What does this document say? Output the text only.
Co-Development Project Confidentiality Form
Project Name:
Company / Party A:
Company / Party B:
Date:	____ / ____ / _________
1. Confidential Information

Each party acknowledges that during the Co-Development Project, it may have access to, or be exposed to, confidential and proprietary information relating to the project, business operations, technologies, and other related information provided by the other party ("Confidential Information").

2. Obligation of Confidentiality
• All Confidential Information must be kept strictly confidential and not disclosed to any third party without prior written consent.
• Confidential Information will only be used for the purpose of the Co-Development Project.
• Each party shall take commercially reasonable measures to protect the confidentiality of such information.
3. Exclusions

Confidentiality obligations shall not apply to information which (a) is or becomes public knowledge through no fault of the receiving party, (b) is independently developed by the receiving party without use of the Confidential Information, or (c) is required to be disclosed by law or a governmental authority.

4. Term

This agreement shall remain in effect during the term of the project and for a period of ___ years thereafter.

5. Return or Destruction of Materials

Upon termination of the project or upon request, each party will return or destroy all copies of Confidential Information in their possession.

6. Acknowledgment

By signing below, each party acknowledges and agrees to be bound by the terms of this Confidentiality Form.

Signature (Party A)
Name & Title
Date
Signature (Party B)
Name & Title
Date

───

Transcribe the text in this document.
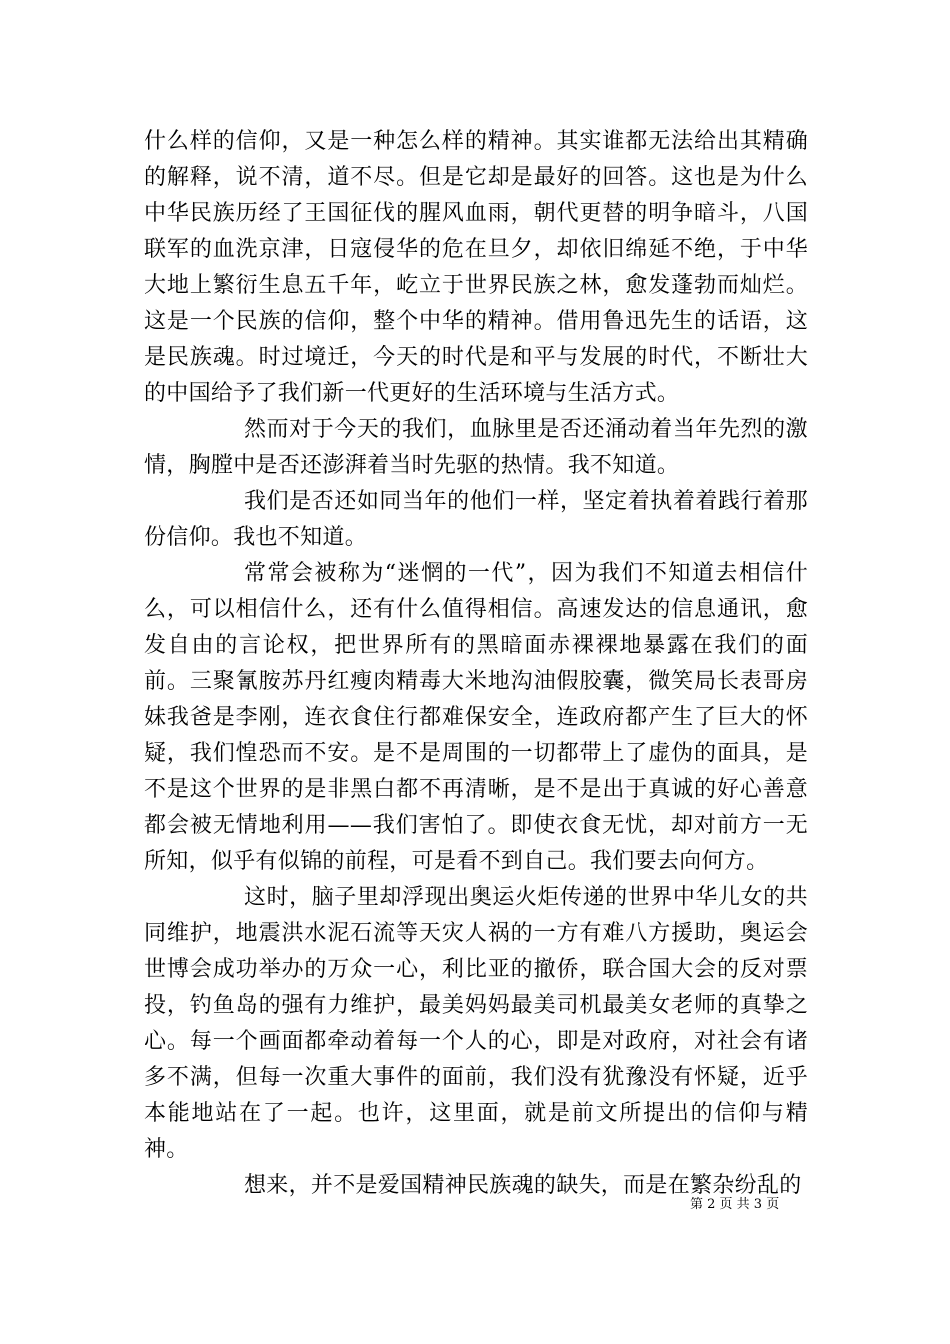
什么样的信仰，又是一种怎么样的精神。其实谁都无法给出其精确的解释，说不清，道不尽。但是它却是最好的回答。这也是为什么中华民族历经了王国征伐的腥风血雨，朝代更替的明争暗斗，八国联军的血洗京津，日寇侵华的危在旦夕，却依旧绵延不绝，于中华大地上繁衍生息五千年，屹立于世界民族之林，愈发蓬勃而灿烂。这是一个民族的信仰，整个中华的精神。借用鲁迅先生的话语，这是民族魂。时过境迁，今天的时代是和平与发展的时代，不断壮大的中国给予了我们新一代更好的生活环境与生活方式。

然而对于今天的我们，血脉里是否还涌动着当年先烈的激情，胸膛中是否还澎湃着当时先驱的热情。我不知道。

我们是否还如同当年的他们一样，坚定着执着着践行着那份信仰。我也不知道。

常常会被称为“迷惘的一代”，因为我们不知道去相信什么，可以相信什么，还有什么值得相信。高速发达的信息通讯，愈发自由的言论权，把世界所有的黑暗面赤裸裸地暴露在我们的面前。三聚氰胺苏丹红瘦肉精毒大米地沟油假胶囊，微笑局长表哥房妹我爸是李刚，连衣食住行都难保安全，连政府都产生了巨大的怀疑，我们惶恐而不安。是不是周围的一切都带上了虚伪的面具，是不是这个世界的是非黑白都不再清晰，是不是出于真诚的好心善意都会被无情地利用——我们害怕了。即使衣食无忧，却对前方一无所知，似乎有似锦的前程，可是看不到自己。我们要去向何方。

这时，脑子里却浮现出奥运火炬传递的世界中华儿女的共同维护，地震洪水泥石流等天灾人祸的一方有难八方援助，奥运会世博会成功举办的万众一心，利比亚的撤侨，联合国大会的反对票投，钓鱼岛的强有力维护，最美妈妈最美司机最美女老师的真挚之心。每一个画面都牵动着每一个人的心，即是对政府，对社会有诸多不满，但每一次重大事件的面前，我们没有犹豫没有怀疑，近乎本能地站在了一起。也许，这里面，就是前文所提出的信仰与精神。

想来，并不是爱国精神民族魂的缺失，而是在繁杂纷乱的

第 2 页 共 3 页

───

#### Exercise prompt
Across the material above, how many lines include the string "acknowledges"? Only the number is wanted.

#### Written answer
2